▸ **PROBLEM DESCRIPTION**:
Make an exact copy of each entry, leaving out every picture.

▸ **MATERIAL PROVIDED**:
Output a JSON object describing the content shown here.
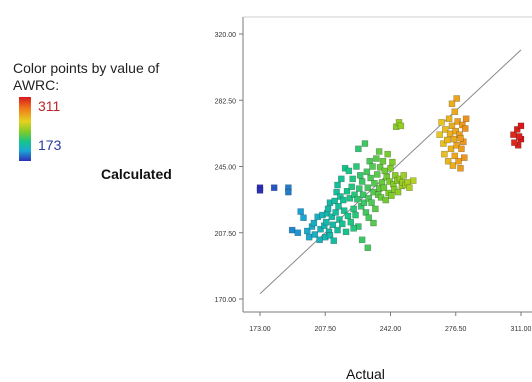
{
  "legend": {
    "title": "Color points by value of AWRC:",
    "max_label": "311",
    "min_label": "173",
    "colors": [
      "#d7191c",
      "#f07a1a",
      "#e6d21f",
      "#7ccb2a",
      "#15c48b",
      "#1aa6d6",
      "#2d2fb8"
    ]
  },
  "chart_data": {
    "type": "scatter",
    "xlabel": "Actual",
    "ylabel": "Calculated",
    "xlim": [
      173.0,
      311.0
    ],
    "ylim": [
      170.0,
      320.0
    ],
    "x_ticks": [
      "173.00",
      "207.50",
      "242.00",
      "276.50",
      "311.00"
    ],
    "y_ticks": [
      "170.00",
      "207.50",
      "245.00",
      "282.50",
      "320.00"
    ],
    "reference_line": {
      "from": [
        173.0,
        173.0
      ],
      "to": [
        311.0,
        311.0
      ],
      "label": "y = x"
    },
    "color_range": [
      173,
      311
    ],
    "points": [
      [
        173.0,
        233.0
      ],
      [
        173.0,
        231.5
      ],
      [
        180.5,
        233.0
      ],
      [
        188.0,
        233.0
      ],
      [
        188.0,
        230.5
      ],
      [
        190.0,
        209.0
      ],
      [
        193.0,
        207.5
      ],
      [
        194.5,
        219.5
      ],
      [
        196.0,
        216.0
      ],
      [
        198.0,
        208.5
      ],
      [
        199.0,
        205.0
      ],
      [
        200.5,
        211.0
      ],
      [
        201.5,
        213.0
      ],
      [
        202.0,
        206.5
      ],
      [
        203.5,
        216.5
      ],
      [
        204.5,
        203.5
      ],
      [
        205.0,
        209.5
      ],
      [
        206.0,
        217.5
      ],
      [
        207.0,
        211.5
      ],
      [
        207.5,
        205.0
      ],
      [
        208.0,
        213.5
      ],
      [
        208.5,
        218.5
      ],
      [
        209.0,
        221.0
      ],
      [
        209.5,
        208.0
      ],
      [
        210.0,
        224.5
      ],
      [
        210.0,
        206.0
      ],
      [
        211.0,
        216.5
      ],
      [
        211.5,
        212.0
      ],
      [
        212.0,
        203.0
      ],
      [
        212.5,
        225.5
      ],
      [
        213.0,
        219.0
      ],
      [
        213.5,
        230.5
      ],
      [
        214.0,
        209.0
      ],
      [
        214.0,
        234.5
      ],
      [
        214.5,
        222.5
      ],
      [
        215.0,
        215.0
      ],
      [
        215.5,
        228.0
      ],
      [
        216.0,
        238.0
      ],
      [
        216.5,
        212.5
      ],
      [
        217.0,
        226.0
      ],
      [
        217.5,
        220.0
      ],
      [
        218.0,
        244.0
      ],
      [
        218.5,
        208.0
      ],
      [
        219.0,
        231.0
      ],
      [
        219.5,
        217.0
      ],
      [
        220.0,
        242.5
      ],
      [
        220.5,
        227.0
      ],
      [
        221.0,
        213.5
      ],
      [
        221.5,
        233.5
      ],
      [
        222.0,
        238.0
      ],
      [
        222.5,
        221.0
      ],
      [
        223.0,
        229.0
      ],
      [
        223.5,
        217.5
      ],
      [
        224.0,
        245.0
      ],
      [
        224.5,
        226.5
      ],
      [
        225.0,
        255.0
      ],
      [
        225.0,
        211.0
      ],
      [
        225.5,
        232.5
      ],
      [
        226.0,
        240.0
      ],
      [
        226.5,
        222.5
      ],
      [
        227.0,
        236.5
      ],
      [
        227.5,
        229.0
      ],
      [
        228.0,
        224.5
      ],
      [
        228.5,
        258.0
      ],
      [
        229.0,
        219.0
      ],
      [
        229.5,
        242.0
      ],
      [
        230.0,
        233.0
      ],
      [
        230.5,
        227.0
      ],
      [
        231.0,
        248.0
      ],
      [
        231.5,
        238.5
      ],
      [
        232.0,
        224.5
      ],
      [
        232.5,
        245.0
      ],
      [
        233.0,
        230.5
      ],
      [
        233.5,
        235.5
      ],
      [
        234.0,
        221.0
      ],
      [
        234.5,
        249.5
      ],
      [
        235.0,
        240.5
      ],
      [
        235.5,
        229.0
      ],
      [
        236.0,
        253.5
      ],
      [
        236.0,
        232.5
      ],
      [
        236.5,
        244.5
      ],
      [
        237.0,
        227.5
      ],
      [
        237.5,
        236.0
      ],
      [
        238.0,
        248.0
      ],
      [
        238.5,
        233.0
      ],
      [
        239.0,
        242.5
      ],
      [
        239.5,
        226.0
      ],
      [
        240.0,
        239.0
      ],
      [
        240.5,
        252.0
      ],
      [
        241.0,
        230.0
      ],
      [
        241.5,
        236.5
      ],
      [
        242.0,
        244.0
      ],
      [
        242.5,
        228.5
      ],
      [
        243.0,
        247.5
      ],
      [
        243.5,
        235.0
      ],
      [
        244.0,
        232.0
      ],
      [
        244.5,
        240.0
      ],
      [
        245.0,
        267.5
      ],
      [
        245.5,
        237.0
      ],
      [
        246.0,
        230.5
      ],
      [
        246.5,
        270.0
      ],
      [
        247.0,
        238.0
      ],
      [
        247.5,
        268.0
      ],
      [
        248.0,
        234.0
      ],
      [
        248.5,
        236.0
      ],
      [
        249.0,
        240.0
      ],
      [
        250.0,
        234.5
      ],
      [
        251.0,
        236.0
      ],
      [
        252.0,
        233.0
      ],
      [
        254.0,
        237.0
      ],
      [
        230.5,
        216.0
      ],
      [
        233.0,
        213.0
      ],
      [
        230.0,
        199.0
      ],
      [
        222.5,
        210.0
      ],
      [
        227.0,
        203.5
      ],
      [
        268.0,
        263.0
      ],
      [
        269.0,
        270.0
      ],
      [
        270.0,
        258.0
      ],
      [
        270.5,
        252.0
      ],
      [
        271.0,
        266.0
      ],
      [
        272.0,
        260.0
      ],
      [
        272.5,
        248.0
      ],
      [
        273.0,
        272.0
      ],
      [
        273.5,
        263.5
      ],
      [
        274.0,
        255.0
      ],
      [
        274.5,
        268.0
      ],
      [
        275.0,
        245.5
      ],
      [
        275.5,
        260.5
      ],
      [
        276.0,
        276.0
      ],
      [
        276.0,
        251.0
      ],
      [
        276.5,
        265.0
      ],
      [
        277.0,
        257.0
      ],
      [
        277.5,
        270.5
      ],
      [
        278.0,
        248.0
      ],
      [
        278.5,
        263.0
      ],
      [
        279.0,
        244.0
      ],
      [
        279.5,
        255.0
      ],
      [
        280.0,
        268.5
      ],
      [
        280.5,
        259.0
      ],
      [
        281.0,
        250.0
      ],
      [
        281.5,
        266.5
      ],
      [
        277.0,
        283.5
      ],
      [
        274.5,
        280.5
      ],
      [
        282.0,
        272.0
      ],
      [
        279.0,
        261.0
      ],
      [
        307.0,
        263.0
      ],
      [
        309.0,
        266.0
      ],
      [
        311.0,
        260.5
      ],
      [
        309.5,
        257.0
      ],
      [
        311.0,
        268.0
      ],
      [
        307.5,
        258.5
      ],
      [
        310.0,
        262.0
      ]
    ]
  }
}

▸ **EXPECTED ANSWER**:
Output a JSON object describing the content shown here.
{
  "legend": {
    "title": "Color points by value of AWRC:",
    "max_label": "311",
    "min_label": "173",
    "colors": [
      "#d7191c",
      "#f07a1a",
      "#e6d21f",
      "#7ccb2a",
      "#15c48b",
      "#1aa6d6",
      "#2d2fb8"
    ]
  },
  "chart_data": {
    "type": "scatter",
    "xlabel": "Actual",
    "ylabel": "Calculated",
    "xlim": [
      173.0,
      311.0
    ],
    "ylim": [
      170.0,
      320.0
    ],
    "x_ticks": [
      "173.00",
      "207.50",
      "242.00",
      "276.50",
      "311.00"
    ],
    "y_ticks": [
      "170.00",
      "207.50",
      "245.00",
      "282.50",
      "320.00"
    ],
    "reference_line": {
      "from": [
        173.0,
        173.0
      ],
      "to": [
        311.0,
        311.0
      ],
      "label": "y = x"
    },
    "color_range": [
      173,
      311
    ],
    "points": [
      [
        173.0,
        233.0
      ],
      [
        173.0,
        231.5
      ],
      [
        180.5,
        233.0
      ],
      [
        188.0,
        233.0
      ],
      [
        188.0,
        230.5
      ],
      [
        190.0,
        209.0
      ],
      [
        193.0,
        207.5
      ],
      [
        194.5,
        219.5
      ],
      [
        196.0,
        216.0
      ],
      [
        198.0,
        208.5
      ],
      [
        199.0,
        205.0
      ],
      [
        200.5,
        211.0
      ],
      [
        201.5,
        213.0
      ],
      [
        202.0,
        206.5
      ],
      [
        203.5,
        216.5
      ],
      [
        204.5,
        203.5
      ],
      [
        205.0,
        209.5
      ],
      [
        206.0,
        217.5
      ],
      [
        207.0,
        211.5
      ],
      [
        207.5,
        205.0
      ],
      [
        208.0,
        213.5
      ],
      [
        208.5,
        218.5
      ],
      [
        209.0,
        221.0
      ],
      [
        209.5,
        208.0
      ],
      [
        210.0,
        224.5
      ],
      [
        210.0,
        206.0
      ],
      [
        211.0,
        216.5
      ],
      [
        211.5,
        212.0
      ],
      [
        212.0,
        203.0
      ],
      [
        212.5,
        225.5
      ],
      [
        213.0,
        219.0
      ],
      [
        213.5,
        230.5
      ],
      [
        214.0,
        209.0
      ],
      [
        214.0,
        234.5
      ],
      [
        214.5,
        222.5
      ],
      [
        215.0,
        215.0
      ],
      [
        215.5,
        228.0
      ],
      [
        216.0,
        238.0
      ],
      [
        216.5,
        212.5
      ],
      [
        217.0,
        226.0
      ],
      [
        217.5,
        220.0
      ],
      [
        218.0,
        244.0
      ],
      [
        218.5,
        208.0
      ],
      [
        219.0,
        231.0
      ],
      [
        219.5,
        217.0
      ],
      [
        220.0,
        242.5
      ],
      [
        220.5,
        227.0
      ],
      [
        221.0,
        213.5
      ],
      [
        221.5,
        233.5
      ],
      [
        222.0,
        238.0
      ],
      [
        222.5,
        221.0
      ],
      [
        223.0,
        229.0
      ],
      [
        223.5,
        217.5
      ],
      [
        224.0,
        245.0
      ],
      [
        224.5,
        226.5
      ],
      [
        225.0,
        255.0
      ],
      [
        225.0,
        211.0
      ],
      [
        225.5,
        232.5
      ],
      [
        226.0,
        240.0
      ],
      [
        226.5,
        222.5
      ],
      [
        227.0,
        236.5
      ],
      [
        227.5,
        229.0
      ],
      [
        228.0,
        224.5
      ],
      [
        228.5,
        258.0
      ],
      [
        229.0,
        219.0
      ],
      [
        229.5,
        242.0
      ],
      [
        230.0,
        233.0
      ],
      [
        230.5,
        227.0
      ],
      [
        231.0,
        248.0
      ],
      [
        231.5,
        238.5
      ],
      [
        232.0,
        224.5
      ],
      [
        232.5,
        245.0
      ],
      [
        233.0,
        230.5
      ],
      [
        233.5,
        235.5
      ],
      [
        234.0,
        221.0
      ],
      [
        234.5,
        249.5
      ],
      [
        235.0,
        240.5
      ],
      [
        235.5,
        229.0
      ],
      [
        236.0,
        253.5
      ],
      [
        236.0,
        232.5
      ],
      [
        236.5,
        244.5
      ],
      [
        237.0,
        227.5
      ],
      [
        237.5,
        236.0
      ],
      [
        238.0,
        248.0
      ],
      [
        238.5,
        233.0
      ],
      [
        239.0,
        242.5
      ],
      [
        239.5,
        226.0
      ],
      [
        240.0,
        239.0
      ],
      [
        240.5,
        252.0
      ],
      [
        241.0,
        230.0
      ],
      [
        241.5,
        236.5
      ],
      [
        242.0,
        244.0
      ],
      [
        242.5,
        228.5
      ],
      [
        243.0,
        247.5
      ],
      [
        243.5,
        235.0
      ],
      [
        244.0,
        232.0
      ],
      [
        244.5,
        240.0
      ],
      [
        245.0,
        267.5
      ],
      [
        245.5,
        237.0
      ],
      [
        246.0,
        230.5
      ],
      [
        246.5,
        270.0
      ],
      [
        247.0,
        238.0
      ],
      [
        247.5,
        268.0
      ],
      [
        248.0,
        234.0
      ],
      [
        248.5,
        236.0
      ],
      [
        249.0,
        240.0
      ],
      [
        250.0,
        234.5
      ],
      [
        251.0,
        236.0
      ],
      [
        252.0,
        233.0
      ],
      [
        254.0,
        237.0
      ],
      [
        230.5,
        216.0
      ],
      [
        233.0,
        213.0
      ],
      [
        230.0,
        199.0
      ],
      [
        222.5,
        210.0
      ],
      [
        227.0,
        203.5
      ],
      [
        268.0,
        263.0
      ],
      [
        269.0,
        270.0
      ],
      [
        270.0,
        258.0
      ],
      [
        270.5,
        252.0
      ],
      [
        271.0,
        266.0
      ],
      [
        272.0,
        260.0
      ],
      [
        272.5,
        248.0
      ],
      [
        273.0,
        272.0
      ],
      [
        273.5,
        263.5
      ],
      [
        274.0,
        255.0
      ],
      [
        274.5,
        268.0
      ],
      [
        275.0,
        245.5
      ],
      [
        275.5,
        260.5
      ],
      [
        276.0,
        276.0
      ],
      [
        276.0,
        251.0
      ],
      [
        276.5,
        265.0
      ],
      [
        277.0,
        257.0
      ],
      [
        277.5,
        270.5
      ],
      [
        278.0,
        248.0
      ],
      [
        278.5,
        263.0
      ],
      [
        279.0,
        244.0
      ],
      [
        279.5,
        255.0
      ],
      [
        280.0,
        268.5
      ],
      [
        280.5,
        259.0
      ],
      [
        281.0,
        250.0
      ],
      [
        281.5,
        266.5
      ],
      [
        277.0,
        283.5
      ],
      [
        274.5,
        280.5
      ],
      [
        282.0,
        272.0
      ],
      [
        279.0,
        261.0
      ],
      [
        307.0,
        263.0
      ],
      [
        309.0,
        266.0
      ],
      [
        311.0,
        260.5
      ],
      [
        309.5,
        257.0
      ],
      [
        311.0,
        268.0
      ],
      [
        307.5,
        258.5
      ],
      [
        310.0,
        262.0
      ]
    ]
  }
}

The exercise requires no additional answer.